### [INSTRUCTIONS FOR THE TASK]
Take every line where the string "taken" appears and copy it.

>>>

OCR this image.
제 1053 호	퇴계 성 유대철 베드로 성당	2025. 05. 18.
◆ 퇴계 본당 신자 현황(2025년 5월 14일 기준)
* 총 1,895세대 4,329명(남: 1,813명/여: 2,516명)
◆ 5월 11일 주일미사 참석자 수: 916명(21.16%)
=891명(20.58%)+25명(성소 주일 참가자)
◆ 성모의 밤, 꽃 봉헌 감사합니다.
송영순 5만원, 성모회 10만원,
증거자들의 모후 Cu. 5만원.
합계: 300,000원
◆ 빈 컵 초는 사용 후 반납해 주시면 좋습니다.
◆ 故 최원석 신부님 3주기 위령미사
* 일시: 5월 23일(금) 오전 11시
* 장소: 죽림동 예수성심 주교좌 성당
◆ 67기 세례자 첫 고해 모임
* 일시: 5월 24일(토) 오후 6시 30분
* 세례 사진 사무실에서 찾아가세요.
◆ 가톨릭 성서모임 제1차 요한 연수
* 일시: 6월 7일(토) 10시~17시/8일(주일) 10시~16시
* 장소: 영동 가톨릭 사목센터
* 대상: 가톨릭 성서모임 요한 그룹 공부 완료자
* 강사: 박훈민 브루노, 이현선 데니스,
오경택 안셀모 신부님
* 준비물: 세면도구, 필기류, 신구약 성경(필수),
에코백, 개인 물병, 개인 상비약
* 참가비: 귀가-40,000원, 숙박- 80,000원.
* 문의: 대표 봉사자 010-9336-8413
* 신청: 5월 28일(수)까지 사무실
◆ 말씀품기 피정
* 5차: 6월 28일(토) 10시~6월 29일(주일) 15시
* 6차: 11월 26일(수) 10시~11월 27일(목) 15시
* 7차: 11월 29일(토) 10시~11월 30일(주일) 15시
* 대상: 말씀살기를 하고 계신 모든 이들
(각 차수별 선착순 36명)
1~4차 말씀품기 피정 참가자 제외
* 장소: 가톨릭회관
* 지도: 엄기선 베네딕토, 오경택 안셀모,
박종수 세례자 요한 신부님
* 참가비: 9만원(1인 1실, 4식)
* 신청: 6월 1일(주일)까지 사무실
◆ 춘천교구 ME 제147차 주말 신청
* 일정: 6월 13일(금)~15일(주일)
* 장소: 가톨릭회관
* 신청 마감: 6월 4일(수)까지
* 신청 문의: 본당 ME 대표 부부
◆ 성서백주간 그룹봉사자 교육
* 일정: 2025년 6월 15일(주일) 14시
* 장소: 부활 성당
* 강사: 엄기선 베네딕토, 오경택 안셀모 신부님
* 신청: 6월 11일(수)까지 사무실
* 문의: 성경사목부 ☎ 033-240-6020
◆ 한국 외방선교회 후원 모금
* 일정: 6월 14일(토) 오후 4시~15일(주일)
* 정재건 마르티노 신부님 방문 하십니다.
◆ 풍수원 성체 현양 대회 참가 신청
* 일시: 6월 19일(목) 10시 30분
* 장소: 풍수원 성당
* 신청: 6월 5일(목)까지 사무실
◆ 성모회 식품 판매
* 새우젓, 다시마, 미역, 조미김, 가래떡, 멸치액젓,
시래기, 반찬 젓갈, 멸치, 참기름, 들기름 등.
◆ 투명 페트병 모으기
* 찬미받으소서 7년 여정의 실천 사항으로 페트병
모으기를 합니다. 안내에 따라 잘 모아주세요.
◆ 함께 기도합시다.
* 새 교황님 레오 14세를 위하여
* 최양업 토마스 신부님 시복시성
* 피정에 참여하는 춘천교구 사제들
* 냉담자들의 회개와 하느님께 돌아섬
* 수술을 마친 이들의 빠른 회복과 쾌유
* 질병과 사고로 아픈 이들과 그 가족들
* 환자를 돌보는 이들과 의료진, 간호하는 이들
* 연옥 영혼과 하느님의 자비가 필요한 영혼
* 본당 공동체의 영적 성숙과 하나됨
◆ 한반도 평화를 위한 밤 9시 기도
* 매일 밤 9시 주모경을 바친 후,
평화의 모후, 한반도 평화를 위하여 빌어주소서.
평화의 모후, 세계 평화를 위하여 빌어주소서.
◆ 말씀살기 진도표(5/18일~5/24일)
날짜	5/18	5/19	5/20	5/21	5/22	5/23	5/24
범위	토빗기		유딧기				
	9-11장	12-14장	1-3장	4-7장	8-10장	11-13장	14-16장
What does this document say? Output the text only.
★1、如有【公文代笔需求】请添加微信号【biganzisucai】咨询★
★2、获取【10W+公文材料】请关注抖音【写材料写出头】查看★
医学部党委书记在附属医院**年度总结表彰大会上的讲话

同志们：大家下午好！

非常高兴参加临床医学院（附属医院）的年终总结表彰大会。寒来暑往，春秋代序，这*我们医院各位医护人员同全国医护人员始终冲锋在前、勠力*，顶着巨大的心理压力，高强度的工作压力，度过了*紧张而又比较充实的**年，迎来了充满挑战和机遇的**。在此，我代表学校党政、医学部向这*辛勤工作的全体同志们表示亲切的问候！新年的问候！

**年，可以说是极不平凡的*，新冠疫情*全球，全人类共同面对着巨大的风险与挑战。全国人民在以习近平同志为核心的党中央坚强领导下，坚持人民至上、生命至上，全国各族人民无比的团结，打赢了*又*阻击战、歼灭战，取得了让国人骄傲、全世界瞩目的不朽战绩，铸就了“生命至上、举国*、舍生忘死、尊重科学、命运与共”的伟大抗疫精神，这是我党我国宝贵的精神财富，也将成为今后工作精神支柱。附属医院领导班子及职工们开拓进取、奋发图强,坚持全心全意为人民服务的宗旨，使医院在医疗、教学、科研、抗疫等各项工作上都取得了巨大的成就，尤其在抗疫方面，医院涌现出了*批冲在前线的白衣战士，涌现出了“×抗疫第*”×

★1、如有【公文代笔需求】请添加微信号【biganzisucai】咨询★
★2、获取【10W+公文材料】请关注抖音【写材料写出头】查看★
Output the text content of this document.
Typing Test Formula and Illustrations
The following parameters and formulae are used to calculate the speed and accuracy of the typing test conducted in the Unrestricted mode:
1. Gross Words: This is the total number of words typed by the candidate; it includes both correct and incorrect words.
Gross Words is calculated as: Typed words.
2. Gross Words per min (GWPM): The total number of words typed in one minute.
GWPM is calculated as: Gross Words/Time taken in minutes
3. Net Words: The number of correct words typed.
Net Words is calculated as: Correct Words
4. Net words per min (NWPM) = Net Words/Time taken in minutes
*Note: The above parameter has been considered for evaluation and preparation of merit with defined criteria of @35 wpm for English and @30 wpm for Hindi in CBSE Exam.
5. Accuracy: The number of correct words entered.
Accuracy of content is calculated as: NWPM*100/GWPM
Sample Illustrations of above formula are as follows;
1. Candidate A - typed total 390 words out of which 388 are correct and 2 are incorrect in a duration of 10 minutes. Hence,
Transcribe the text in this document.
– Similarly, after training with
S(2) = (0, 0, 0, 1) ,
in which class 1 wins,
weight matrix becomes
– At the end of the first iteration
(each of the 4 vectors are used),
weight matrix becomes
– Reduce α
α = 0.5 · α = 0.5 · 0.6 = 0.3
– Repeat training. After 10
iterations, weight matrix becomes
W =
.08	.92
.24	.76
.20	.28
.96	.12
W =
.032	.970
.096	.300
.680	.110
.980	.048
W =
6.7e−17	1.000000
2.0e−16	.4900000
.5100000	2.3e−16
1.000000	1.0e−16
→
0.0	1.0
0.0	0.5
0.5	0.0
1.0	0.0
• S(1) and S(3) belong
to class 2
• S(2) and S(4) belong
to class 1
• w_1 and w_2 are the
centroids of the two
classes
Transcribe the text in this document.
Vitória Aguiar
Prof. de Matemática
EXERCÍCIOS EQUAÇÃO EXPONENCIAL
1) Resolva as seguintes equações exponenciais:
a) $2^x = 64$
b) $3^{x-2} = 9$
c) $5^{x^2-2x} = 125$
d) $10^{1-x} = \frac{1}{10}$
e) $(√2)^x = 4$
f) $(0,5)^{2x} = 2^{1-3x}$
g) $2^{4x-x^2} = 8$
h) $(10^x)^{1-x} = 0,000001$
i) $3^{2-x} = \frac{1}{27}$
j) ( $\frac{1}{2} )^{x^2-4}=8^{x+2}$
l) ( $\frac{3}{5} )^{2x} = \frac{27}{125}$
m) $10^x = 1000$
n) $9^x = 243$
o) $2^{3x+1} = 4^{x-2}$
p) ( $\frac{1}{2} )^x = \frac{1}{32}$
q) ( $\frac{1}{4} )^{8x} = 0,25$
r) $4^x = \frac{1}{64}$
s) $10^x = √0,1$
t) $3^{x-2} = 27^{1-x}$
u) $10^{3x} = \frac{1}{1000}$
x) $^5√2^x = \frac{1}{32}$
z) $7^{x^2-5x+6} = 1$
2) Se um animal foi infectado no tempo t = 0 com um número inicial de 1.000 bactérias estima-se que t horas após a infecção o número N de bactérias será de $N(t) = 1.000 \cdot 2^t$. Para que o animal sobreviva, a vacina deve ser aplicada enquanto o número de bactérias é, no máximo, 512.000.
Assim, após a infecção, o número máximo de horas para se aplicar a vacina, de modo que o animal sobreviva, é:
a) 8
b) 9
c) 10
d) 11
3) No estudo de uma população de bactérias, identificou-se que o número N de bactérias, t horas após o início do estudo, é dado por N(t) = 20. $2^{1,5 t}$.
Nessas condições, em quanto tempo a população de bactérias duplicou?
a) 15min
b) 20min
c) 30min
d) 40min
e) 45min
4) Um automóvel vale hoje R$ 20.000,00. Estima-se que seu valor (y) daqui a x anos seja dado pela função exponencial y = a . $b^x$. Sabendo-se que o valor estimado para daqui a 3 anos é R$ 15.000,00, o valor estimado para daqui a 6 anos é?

<<<

### [TASK SOLUTION]
GWPM is calculated as: Gross Words/Time taken in minutes
4. Net words per min (NWPM) = Net Words/Time taken in minutes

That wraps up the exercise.